** START OF Record excerpts **
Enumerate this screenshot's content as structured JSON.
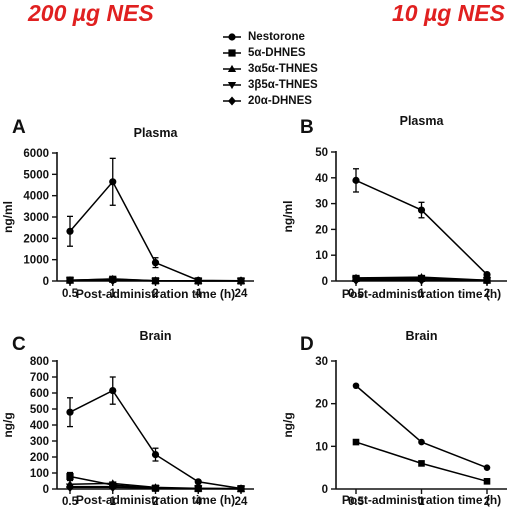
{
  "headers": {
    "left": "200 µg NES",
    "right": "10 µg NES"
  },
  "legend": [
    {
      "label": "Nestorone",
      "marker": "circle"
    },
    {
      "label": "5α-DHNES",
      "marker": "square"
    },
    {
      "label": "3α5α-THNES",
      "marker": "triangle-up"
    },
    {
      "label": "3β5α-THNES",
      "marker": "triangle-down"
    },
    {
      "label": "20α-DHNES",
      "marker": "diamond"
    }
  ],
  "colors": {
    "series": "#000000",
    "dose_header": "#e02020"
  },
  "chart_data": [
    {
      "panel": "A",
      "type": "line",
      "title": "Plasma",
      "xlabel": "Post-administration time (h)",
      "ylabel": "ng/ml",
      "categories": [
        "0.5",
        "1",
        "2",
        "4",
        "24"
      ],
      "yticks": [
        0,
        1000,
        2000,
        3000,
        4000,
        5000,
        6000
      ],
      "ylim": [
        0,
        6000
      ],
      "series": [
        {
          "name": "Nestorone",
          "marker": "circle",
          "values": [
            2330,
            4650,
            860,
            30,
            10
          ],
          "errors": [
            700,
            1100,
            230,
            10,
            0
          ]
        },
        {
          "name": "5α-DHNES",
          "marker": "square",
          "values": [
            40,
            80,
            10,
            5,
            5
          ],
          "errors": [
            0,
            0,
            0,
            0,
            0
          ]
        },
        {
          "name": "3α5α-THNES",
          "marker": "triangle-up",
          "values": [
            30,
            100,
            10,
            5,
            5
          ],
          "errors": [
            0,
            0,
            0,
            0,
            0
          ]
        },
        {
          "name": "3β5α-THNES",
          "marker": "triangle-down",
          "values": [
            20,
            40,
            5,
            5,
            5
          ],
          "errors": [
            0,
            0,
            0,
            0,
            0
          ]
        },
        {
          "name": "20α-DHNES",
          "marker": "diamond",
          "values": [
            10,
            20,
            5,
            5,
            5
          ],
          "errors": [
            0,
            0,
            0,
            0,
            0
          ]
        }
      ]
    },
    {
      "panel": "B",
      "type": "line",
      "title": "Plasma",
      "xlabel": "Post-administration time (h)",
      "ylabel": "ng/ml",
      "categories": [
        "0.5",
        "1",
        "2"
      ],
      "yticks": [
        0,
        10,
        20,
        30,
        40,
        50
      ],
      "ylim": [
        0,
        50
      ],
      "series": [
        {
          "name": "Nestorone",
          "marker": "circle",
          "values": [
            39,
            27.5,
            2.5
          ],
          "errors": [
            4.5,
            3,
            0
          ]
        },
        {
          "name": "5α-DHNES",
          "marker": "square",
          "values": [
            1,
            1,
            0.3
          ],
          "errors": [
            0,
            0,
            0
          ]
        },
        {
          "name": "3α5α-THNES",
          "marker": "triangle-up",
          "values": [
            1.2,
            1.5,
            0.3
          ],
          "errors": [
            0,
            0,
            0
          ]
        },
        {
          "name": "3β5α-THNES",
          "marker": "triangle-down",
          "values": [
            0.5,
            0.5,
            0.2
          ],
          "errors": [
            0,
            0,
            0
          ]
        },
        {
          "name": "20α-DHNES",
          "marker": "diamond",
          "values": [
            0.3,
            0.3,
            0.1
          ],
          "errors": [
            0,
            0,
            0
          ]
        }
      ]
    },
    {
      "panel": "C",
      "type": "line",
      "title": "Brain",
      "xlabel": "Post-administration time (h)",
      "ylabel": "ng/g",
      "categories": [
        "0.5",
        "1",
        "2",
        "4",
        "24"
      ],
      "yticks": [
        0,
        100,
        200,
        300,
        400,
        500,
        600,
        700,
        800
      ],
      "ylim": [
        0,
        800
      ],
      "series": [
        {
          "name": "Nestorone",
          "marker": "circle",
          "values": [
            480,
            615,
            215,
            45,
            3
          ],
          "errors": [
            90,
            85,
            40,
            5,
            0
          ]
        },
        {
          "name": "5α-DHNES",
          "marker": "square",
          "values": [
            78,
            25,
            5,
            3,
            2
          ],
          "errors": [
            25,
            0,
            0,
            0,
            0
          ]
        },
        {
          "name": "3α5α-THNES",
          "marker": "triangle-up",
          "values": [
            30,
            35,
            10,
            4,
            2
          ],
          "errors": [
            0,
            0,
            0,
            0,
            0
          ]
        },
        {
          "name": "3β5α-THNES",
          "marker": "triangle-down",
          "values": [
            15,
            15,
            5,
            2,
            1
          ],
          "errors": [
            0,
            0,
            0,
            0,
            0
          ]
        },
        {
          "name": "20α-DHNES",
          "marker": "diamond",
          "values": [
            10,
            10,
            5,
            2,
            1
          ],
          "errors": [
            0,
            0,
            0,
            0,
            0
          ]
        }
      ]
    },
    {
      "panel": "D",
      "type": "line",
      "title": "Brain",
      "xlabel": "Post-administration time (h)",
      "ylabel": "ng/g",
      "categories": [
        "0.5",
        "1",
        "2"
      ],
      "yticks": [
        0,
        10,
        20,
        30
      ],
      "ylim": [
        0,
        30
      ],
      "series": [
        {
          "name": "Nestorone",
          "marker": "circle",
          "values": [
            24.2,
            11,
            5
          ],
          "errors": [
            0,
            0,
            0
          ]
        },
        {
          "name": "5α-DHNES",
          "marker": "square",
          "values": [
            11,
            6,
            1.8
          ],
          "errors": [
            0,
            0,
            0
          ]
        }
      ]
    }
  ]
}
** END OF Record excerpts **
**Aim**
Copy every line of the data word for word, omitting the images.

**Task output**
Enumerate this screenshot's content as structured JSON.
{
  "headers": {
    "left": "200 µg NES",
    "right": "10 µg NES"
  },
  "legend": [
    {
      "label": "Nestorone",
      "marker": "circle"
    },
    {
      "label": "5α-DHNES",
      "marker": "square"
    },
    {
      "label": "3α5α-THNES",
      "marker": "triangle-up"
    },
    {
      "label": "3β5α-THNES",
      "marker": "triangle-down"
    },
    {
      "label": "20α-DHNES",
      "marker": "diamond"
    }
  ],
  "colors": {
    "series": "#000000",
    "dose_header": "#e02020"
  },
  "chart_data": [
    {
      "panel": "A",
      "type": "line",
      "title": "Plasma",
      "xlabel": "Post-administration time (h)",
      "ylabel": "ng/ml",
      "categories": [
        "0.5",
        "1",
        "2",
        "4",
        "24"
      ],
      "yticks": [
        0,
        1000,
        2000,
        3000,
        4000,
        5000,
        6000
      ],
      "ylim": [
        0,
        6000
      ],
      "series": [
        {
          "name": "Nestorone",
          "marker": "circle",
          "values": [
            2330,
            4650,
            860,
            30,
            10
          ],
          "errors": [
            700,
            1100,
            230,
            10,
            0
          ]
        },
        {
          "name": "5α-DHNES",
          "marker": "square",
          "values": [
            40,
            80,
            10,
            5,
            5
          ],
          "errors": [
            0,
            0,
            0,
            0,
            0
          ]
        },
        {
          "name": "3α5α-THNES",
          "marker": "triangle-up",
          "values": [
            30,
            100,
            10,
            5,
            5
          ],
          "errors": [
            0,
            0,
            0,
            0,
            0
          ]
        },
        {
          "name": "3β5α-THNES",
          "marker": "triangle-down",
          "values": [
            20,
            40,
            5,
            5,
            5
          ],
          "errors": [
            0,
            0,
            0,
            0,
            0
          ]
        },
        {
          "name": "20α-DHNES",
          "marker": "diamond",
          "values": [
            10,
            20,
            5,
            5,
            5
          ],
          "errors": [
            0,
            0,
            0,
            0,
            0
          ]
        }
      ]
    },
    {
      "panel": "B",
      "type": "line",
      "title": "Plasma",
      "xlabel": "Post-administration time (h)",
      "ylabel": "ng/ml",
      "categories": [
        "0.5",
        "1",
        "2"
      ],
      "yticks": [
        0,
        10,
        20,
        30,
        40,
        50
      ],
      "ylim": [
        0,
        50
      ],
      "series": [
        {
          "name": "Nestorone",
          "marker": "circle",
          "values": [
            39,
            27.5,
            2.5
          ],
          "errors": [
            4.5,
            3,
            0
          ]
        },
        {
          "name": "5α-DHNES",
          "marker": "square",
          "values": [
            1,
            1,
            0.3
          ],
          "errors": [
            0,
            0,
            0
          ]
        },
        {
          "name": "3α5α-THNES",
          "marker": "triangle-up",
          "values": [
            1.2,
            1.5,
            0.3
          ],
          "errors": [
            0,
            0,
            0
          ]
        },
        {
          "name": "3β5α-THNES",
          "marker": "triangle-down",
          "values": [
            0.5,
            0.5,
            0.2
          ],
          "errors": [
            0,
            0,
            0
          ]
        },
        {
          "name": "20α-DHNES",
          "marker": "diamond",
          "values": [
            0.3,
            0.3,
            0.1
          ],
          "errors": [
            0,
            0,
            0
          ]
        }
      ]
    },
    {
      "panel": "C",
      "type": "line",
      "title": "Brain",
      "xlabel": "Post-administration time (h)",
      "ylabel": "ng/g",
      "categories": [
        "0.5",
        "1",
        "2",
        "4",
        "24"
      ],
      "yticks": [
        0,
        100,
        200,
        300,
        400,
        500,
        600,
        700,
        800
      ],
      "ylim": [
        0,
        800
      ],
      "series": [
        {
          "name": "Nestorone",
          "marker": "circle",
          "values": [
            480,
            615,
            215,
            45,
            3
          ],
          "errors": [
            90,
            85,
            40,
            5,
            0
          ]
        },
        {
          "name": "5α-DHNES",
          "marker": "square",
          "values": [
            78,
            25,
            5,
            3,
            2
          ],
          "errors": [
            25,
            0,
            0,
            0,
            0
          ]
        },
        {
          "name": "3α5α-THNES",
          "marker": "triangle-up",
          "values": [
            30,
            35,
            10,
            4,
            2
          ],
          "errors": [
            0,
            0,
            0,
            0,
            0
          ]
        },
        {
          "name": "3β5α-THNES",
          "marker": "triangle-down",
          "values": [
            15,
            15,
            5,
            2,
            1
          ],
          "errors": [
            0,
            0,
            0,
            0,
            0
          ]
        },
        {
          "name": "20α-DHNES",
          "marker": "diamond",
          "values": [
            10,
            10,
            5,
            2,
            1
          ],
          "errors": [
            0,
            0,
            0,
            0,
            0
          ]
        }
      ]
    },
    {
      "panel": "D",
      "type": "line",
      "title": "Brain",
      "xlabel": "Post-administration time (h)",
      "ylabel": "ng/g",
      "categories": [
        "0.5",
        "1",
        "2"
      ],
      "yticks": [
        0,
        10,
        20,
        30
      ],
      "ylim": [
        0,
        30
      ],
      "series": [
        {
          "name": "Nestorone",
          "marker": "circle",
          "values": [
            24.2,
            11,
            5
          ],
          "errors": [
            0,
            0,
            0
          ]
        },
        {
          "name": "5α-DHNES",
          "marker": "square",
          "values": [
            11,
            6,
            1.8
          ],
          "errors": [
            0,
            0,
            0
          ]
        }
      ]
    }
  ]
}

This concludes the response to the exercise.